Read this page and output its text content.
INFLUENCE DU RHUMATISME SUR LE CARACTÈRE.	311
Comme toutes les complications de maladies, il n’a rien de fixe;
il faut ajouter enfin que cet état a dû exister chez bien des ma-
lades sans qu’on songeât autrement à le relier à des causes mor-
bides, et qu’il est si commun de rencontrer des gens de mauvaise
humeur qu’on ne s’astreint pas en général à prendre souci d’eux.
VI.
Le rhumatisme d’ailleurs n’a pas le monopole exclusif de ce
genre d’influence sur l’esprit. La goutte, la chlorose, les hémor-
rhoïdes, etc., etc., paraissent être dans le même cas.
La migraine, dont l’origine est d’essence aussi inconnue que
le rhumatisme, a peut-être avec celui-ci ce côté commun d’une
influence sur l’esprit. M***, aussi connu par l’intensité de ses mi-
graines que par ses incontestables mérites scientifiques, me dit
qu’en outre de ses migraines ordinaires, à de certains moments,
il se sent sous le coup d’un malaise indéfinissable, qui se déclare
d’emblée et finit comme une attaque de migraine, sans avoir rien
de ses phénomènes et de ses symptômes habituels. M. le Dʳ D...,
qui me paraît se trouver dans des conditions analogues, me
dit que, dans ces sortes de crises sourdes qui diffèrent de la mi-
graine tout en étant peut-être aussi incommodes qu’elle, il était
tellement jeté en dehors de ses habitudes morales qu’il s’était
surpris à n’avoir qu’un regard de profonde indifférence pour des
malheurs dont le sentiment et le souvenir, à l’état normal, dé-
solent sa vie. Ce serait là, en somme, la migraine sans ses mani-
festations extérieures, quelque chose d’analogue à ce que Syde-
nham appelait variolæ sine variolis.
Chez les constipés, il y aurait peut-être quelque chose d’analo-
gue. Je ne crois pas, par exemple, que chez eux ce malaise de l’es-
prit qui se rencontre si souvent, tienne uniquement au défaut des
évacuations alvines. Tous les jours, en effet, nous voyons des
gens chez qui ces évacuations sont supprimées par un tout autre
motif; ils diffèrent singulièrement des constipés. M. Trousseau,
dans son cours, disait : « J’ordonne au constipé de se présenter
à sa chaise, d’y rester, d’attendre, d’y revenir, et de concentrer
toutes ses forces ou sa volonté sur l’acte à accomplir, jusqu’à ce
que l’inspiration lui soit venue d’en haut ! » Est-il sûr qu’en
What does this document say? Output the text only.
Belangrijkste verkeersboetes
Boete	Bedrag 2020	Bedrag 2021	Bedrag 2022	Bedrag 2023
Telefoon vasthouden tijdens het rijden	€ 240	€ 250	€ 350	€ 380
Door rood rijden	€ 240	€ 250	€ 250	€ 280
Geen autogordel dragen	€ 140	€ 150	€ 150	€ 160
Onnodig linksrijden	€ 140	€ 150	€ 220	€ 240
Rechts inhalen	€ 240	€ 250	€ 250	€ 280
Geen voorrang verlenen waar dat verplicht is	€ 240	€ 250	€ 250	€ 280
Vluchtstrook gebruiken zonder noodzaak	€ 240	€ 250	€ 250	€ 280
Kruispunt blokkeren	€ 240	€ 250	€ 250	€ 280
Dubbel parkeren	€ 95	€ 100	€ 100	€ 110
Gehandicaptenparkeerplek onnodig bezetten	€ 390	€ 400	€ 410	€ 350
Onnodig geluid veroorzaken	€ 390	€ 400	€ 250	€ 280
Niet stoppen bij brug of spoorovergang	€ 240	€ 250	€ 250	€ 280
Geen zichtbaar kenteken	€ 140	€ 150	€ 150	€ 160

# WHAT THE TASK ASKS:
Without leaving anything out, quote all the data.

# THE RESULT:
Read this page and output its text content.
INFLUENCE DU RHUMATISME SUR LE CARACTÈRE.	311
Comme toutes les complications de maladies, il n’a rien de fixe;
il faut ajouter enfin que cet état a dû exister chez bien des ma-
lades sans qu’on songeât autrement à le relier à des causes mor-
bides, et qu’il est si commun de rencontrer des gens de mauvaise
humeur qu’on ne s’astreint pas en général à prendre souci d’eux.
VI.
Le rhumatisme d’ailleurs n’a pas le monopole exclusif de ce
genre d’influence sur l’esprit. La goutte, la chlorose, les hémor-
rhoïdes, etc., etc., paraissent être dans le même cas.
La migraine, dont l’origine est d’essence aussi inconnue que
le rhumatisme, a peut-être avec celui-ci ce côté commun d’une
influence sur l’esprit. M***, aussi connu par l’intensité de ses mi-
graines que par ses incontestables mérites scientifiques, me dit
qu’en outre de ses migraines ordinaires, à de certains moments,
il se sent sous le coup d’un malaise indéfinissable, qui se déclare
d’emblée et finit comme une attaque de migraine, sans avoir rien
de ses phénomènes et de ses symptômes habituels. M. le Dʳ D...,
qui me paraît se trouver dans des conditions analogues, me
dit que, dans ces sortes de crises sourdes qui diffèrent de la mi-
graine tout en étant peut-être aussi incommodes qu’elle, il était
tellement jeté en dehors de ses habitudes morales qu’il s’était
surpris à n’avoir qu’un regard de profonde indifférence pour des
malheurs dont le sentiment et le souvenir, à l’état normal, dé-
solent sa vie. Ce serait là, en somme, la migraine sans ses mani-
festations extérieures, quelque chose d’analogue à ce que Syde-
nham appelait variolæ sine variolis.
Chez les constipés, il y aurait peut-être quelque chose d’analo-
gue. Je ne crois pas, par exemple, que chez eux ce malaise de l’es-
prit qui se rencontre si souvent, tienne uniquement au défaut des
évacuations alvines. Tous les jours, en effet, nous voyons des
gens chez qui ces évacuations sont supprimées par un tout autre
motif; ils diffèrent singulièrement des constipés. M. Trousseau,
dans son cours, disait : « J’ordonne au constipé de se présenter
à sa chaise, d’y rester, d’attendre, d’y revenir, et de concentrer
toutes ses forces ou sa volonté sur l’acte à accomplir, jusqu’à ce
que l’inspiration lui soit venue d’en haut ! » Est-il sûr qu’en
What does this document say? Output the text only.
Belangrijkste verkeersboetes
Boete	Bedrag 2020	Bedrag 2021	Bedrag 2022	Bedrag 2023
Telefoon vasthouden tijdens het rijden	€ 240	€ 250	€ 350	€ 380
Door rood rijden	€ 240	€ 250	€ 250	€ 280
Geen autogordel dragen	€ 140	€ 150	€ 150	€ 160
Onnodig linksrijden	€ 140	€ 150	€ 220	€ 240
Rechts inhalen	€ 240	€ 250	€ 250	€ 280
Geen voorrang verlenen waar dat verplicht is	€ 240	€ 250	€ 250	€ 280
Vluchtstrook gebruiken zonder noodzaak	€ 240	€ 250	€ 250	€ 280
Kruispunt blokkeren	€ 240	€ 250	€ 250	€ 280
Dubbel parkeren	€ 95	€ 100	€ 100	€ 110
Gehandicaptenparkeerplek onnodig bezetten	€ 390	€ 400	€ 410	€ 350
Onnodig geluid veroorzaken	€ 390	€ 400	€ 250	€ 280
Niet stoppen bij brug of spoorovergang	€ 240	€ 250	€ 250	€ 280
Geen zichtbaar kenteken	€ 140	€ 150	€ 150	€ 160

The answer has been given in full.